(Source records)
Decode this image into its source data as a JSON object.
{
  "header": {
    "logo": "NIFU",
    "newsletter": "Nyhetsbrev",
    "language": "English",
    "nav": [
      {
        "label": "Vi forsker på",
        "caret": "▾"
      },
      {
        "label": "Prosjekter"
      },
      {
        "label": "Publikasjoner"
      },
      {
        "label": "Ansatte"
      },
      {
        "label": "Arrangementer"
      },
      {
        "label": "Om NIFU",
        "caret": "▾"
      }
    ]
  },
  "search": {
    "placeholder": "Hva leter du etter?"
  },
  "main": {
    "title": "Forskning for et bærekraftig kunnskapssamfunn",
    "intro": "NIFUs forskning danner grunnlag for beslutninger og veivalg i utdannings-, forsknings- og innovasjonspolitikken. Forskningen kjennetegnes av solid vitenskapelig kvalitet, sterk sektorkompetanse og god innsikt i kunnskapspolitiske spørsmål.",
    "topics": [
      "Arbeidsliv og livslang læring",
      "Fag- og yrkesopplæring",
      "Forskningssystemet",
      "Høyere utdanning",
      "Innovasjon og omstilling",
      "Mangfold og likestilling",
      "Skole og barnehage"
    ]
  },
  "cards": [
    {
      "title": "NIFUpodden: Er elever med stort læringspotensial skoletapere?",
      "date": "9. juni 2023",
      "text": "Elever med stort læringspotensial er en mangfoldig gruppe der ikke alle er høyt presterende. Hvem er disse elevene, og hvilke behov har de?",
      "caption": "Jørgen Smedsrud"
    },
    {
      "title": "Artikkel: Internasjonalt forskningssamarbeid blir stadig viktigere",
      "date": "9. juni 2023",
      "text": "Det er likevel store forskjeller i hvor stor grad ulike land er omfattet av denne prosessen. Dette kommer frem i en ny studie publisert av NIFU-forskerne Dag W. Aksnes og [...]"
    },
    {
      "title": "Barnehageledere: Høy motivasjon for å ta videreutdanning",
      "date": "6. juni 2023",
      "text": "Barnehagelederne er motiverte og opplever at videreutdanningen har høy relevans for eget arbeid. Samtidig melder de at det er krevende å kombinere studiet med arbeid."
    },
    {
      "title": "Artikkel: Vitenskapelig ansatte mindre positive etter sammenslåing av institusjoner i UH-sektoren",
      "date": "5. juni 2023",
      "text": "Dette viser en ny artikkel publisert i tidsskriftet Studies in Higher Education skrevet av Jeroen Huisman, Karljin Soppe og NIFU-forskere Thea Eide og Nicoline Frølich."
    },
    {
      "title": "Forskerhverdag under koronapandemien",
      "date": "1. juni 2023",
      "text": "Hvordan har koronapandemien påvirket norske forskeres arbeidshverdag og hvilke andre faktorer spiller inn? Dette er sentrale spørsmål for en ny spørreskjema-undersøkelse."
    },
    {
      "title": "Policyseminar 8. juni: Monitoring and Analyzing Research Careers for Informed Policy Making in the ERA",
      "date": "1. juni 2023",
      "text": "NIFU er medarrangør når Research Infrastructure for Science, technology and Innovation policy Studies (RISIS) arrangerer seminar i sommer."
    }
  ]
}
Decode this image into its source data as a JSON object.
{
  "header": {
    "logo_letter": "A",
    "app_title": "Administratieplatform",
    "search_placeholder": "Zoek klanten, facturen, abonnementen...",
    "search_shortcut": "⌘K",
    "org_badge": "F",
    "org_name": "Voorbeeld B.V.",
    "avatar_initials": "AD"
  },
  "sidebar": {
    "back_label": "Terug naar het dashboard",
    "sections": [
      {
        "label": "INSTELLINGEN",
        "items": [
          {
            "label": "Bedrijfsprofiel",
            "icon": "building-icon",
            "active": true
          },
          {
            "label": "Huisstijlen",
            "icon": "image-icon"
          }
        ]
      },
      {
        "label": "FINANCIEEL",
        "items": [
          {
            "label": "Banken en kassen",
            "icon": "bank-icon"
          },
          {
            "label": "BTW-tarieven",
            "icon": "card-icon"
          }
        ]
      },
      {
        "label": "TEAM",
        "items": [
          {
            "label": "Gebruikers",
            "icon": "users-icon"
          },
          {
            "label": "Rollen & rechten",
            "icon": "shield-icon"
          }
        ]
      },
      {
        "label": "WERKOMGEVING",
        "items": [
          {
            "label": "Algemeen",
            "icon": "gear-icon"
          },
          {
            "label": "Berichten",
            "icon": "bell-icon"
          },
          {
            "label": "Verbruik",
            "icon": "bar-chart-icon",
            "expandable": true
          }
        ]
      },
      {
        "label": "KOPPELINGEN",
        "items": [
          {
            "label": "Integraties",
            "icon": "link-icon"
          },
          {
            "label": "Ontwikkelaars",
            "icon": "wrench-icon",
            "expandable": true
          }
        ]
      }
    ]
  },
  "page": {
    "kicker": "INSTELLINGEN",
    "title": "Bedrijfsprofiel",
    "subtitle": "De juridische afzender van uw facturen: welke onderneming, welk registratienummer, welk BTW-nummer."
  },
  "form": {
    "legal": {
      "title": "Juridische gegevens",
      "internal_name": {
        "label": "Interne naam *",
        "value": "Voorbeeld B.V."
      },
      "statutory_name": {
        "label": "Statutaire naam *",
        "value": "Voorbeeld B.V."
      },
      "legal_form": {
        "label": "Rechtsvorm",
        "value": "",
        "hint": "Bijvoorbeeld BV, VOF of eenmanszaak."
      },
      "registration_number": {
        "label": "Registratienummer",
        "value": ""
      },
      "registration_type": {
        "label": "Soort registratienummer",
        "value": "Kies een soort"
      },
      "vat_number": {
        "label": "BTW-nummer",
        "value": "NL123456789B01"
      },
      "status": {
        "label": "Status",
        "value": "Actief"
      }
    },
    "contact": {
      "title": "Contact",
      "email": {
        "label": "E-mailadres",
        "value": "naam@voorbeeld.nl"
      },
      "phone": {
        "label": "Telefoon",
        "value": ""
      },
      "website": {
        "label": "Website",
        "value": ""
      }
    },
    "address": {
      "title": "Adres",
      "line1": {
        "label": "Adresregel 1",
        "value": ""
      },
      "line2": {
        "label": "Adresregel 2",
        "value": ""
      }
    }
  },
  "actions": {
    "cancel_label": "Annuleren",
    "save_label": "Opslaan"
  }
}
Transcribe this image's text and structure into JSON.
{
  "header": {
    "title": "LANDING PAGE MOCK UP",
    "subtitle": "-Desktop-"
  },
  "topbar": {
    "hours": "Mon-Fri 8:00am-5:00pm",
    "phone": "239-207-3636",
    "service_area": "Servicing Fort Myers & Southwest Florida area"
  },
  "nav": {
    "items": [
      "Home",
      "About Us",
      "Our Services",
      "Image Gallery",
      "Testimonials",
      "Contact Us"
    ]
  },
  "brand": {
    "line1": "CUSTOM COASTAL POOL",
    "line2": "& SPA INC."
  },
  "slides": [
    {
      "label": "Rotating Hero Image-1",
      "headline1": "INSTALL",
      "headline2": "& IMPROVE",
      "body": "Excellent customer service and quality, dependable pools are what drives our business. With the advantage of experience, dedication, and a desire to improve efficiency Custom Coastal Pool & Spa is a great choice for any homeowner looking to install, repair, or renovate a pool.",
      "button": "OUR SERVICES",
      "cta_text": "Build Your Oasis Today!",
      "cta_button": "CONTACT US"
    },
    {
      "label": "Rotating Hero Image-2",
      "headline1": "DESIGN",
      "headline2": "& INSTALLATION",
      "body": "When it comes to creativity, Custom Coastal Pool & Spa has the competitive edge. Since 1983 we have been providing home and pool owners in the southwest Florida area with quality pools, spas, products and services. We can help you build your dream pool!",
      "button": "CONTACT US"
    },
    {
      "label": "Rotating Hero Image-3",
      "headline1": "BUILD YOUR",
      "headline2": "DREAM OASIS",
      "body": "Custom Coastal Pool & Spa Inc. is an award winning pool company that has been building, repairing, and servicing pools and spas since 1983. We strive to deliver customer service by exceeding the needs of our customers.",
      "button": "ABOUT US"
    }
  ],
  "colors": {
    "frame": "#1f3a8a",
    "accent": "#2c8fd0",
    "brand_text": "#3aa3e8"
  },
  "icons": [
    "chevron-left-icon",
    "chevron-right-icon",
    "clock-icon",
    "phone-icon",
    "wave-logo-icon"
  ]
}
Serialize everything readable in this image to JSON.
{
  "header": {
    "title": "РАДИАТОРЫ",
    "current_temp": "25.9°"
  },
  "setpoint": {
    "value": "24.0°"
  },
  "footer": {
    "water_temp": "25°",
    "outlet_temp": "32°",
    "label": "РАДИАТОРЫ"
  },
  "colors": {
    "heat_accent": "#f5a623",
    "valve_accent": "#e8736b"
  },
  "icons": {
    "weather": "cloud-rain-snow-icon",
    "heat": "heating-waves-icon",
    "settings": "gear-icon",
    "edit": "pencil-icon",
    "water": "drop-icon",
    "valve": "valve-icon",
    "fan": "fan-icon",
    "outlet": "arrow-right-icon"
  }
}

* PROMPT *
Reproduce the listing above exactly from the line containing "Serialize everything readable" through its last line, with both of those lines included.

* ANSWER *
Serialize everything readable in this image to JSON.
{
  "header": {
    "title": "РАДИАТОРЫ",
    "current_temp": "25.9°"
  },
  "setpoint": {
    "value": "24.0°"
  },
  "footer": {
    "water_temp": "25°",
    "outlet_temp": "32°",
    "label": "РАДИАТОРЫ"
  },
  "colors": {
    "heat_accent": "#f5a623",
    "valve_accent": "#e8736b"
  },
  "icons": {
    "weather": "cloud-rain-snow-icon",
    "heat": "heating-waves-icon",
    "settings": "gear-icon",
    "edit": "pencil-icon",
    "water": "drop-icon",
    "valve": "valve-icon",
    "fan": "fan-icon",
    "outlet": "arrow-right-icon"
  }
}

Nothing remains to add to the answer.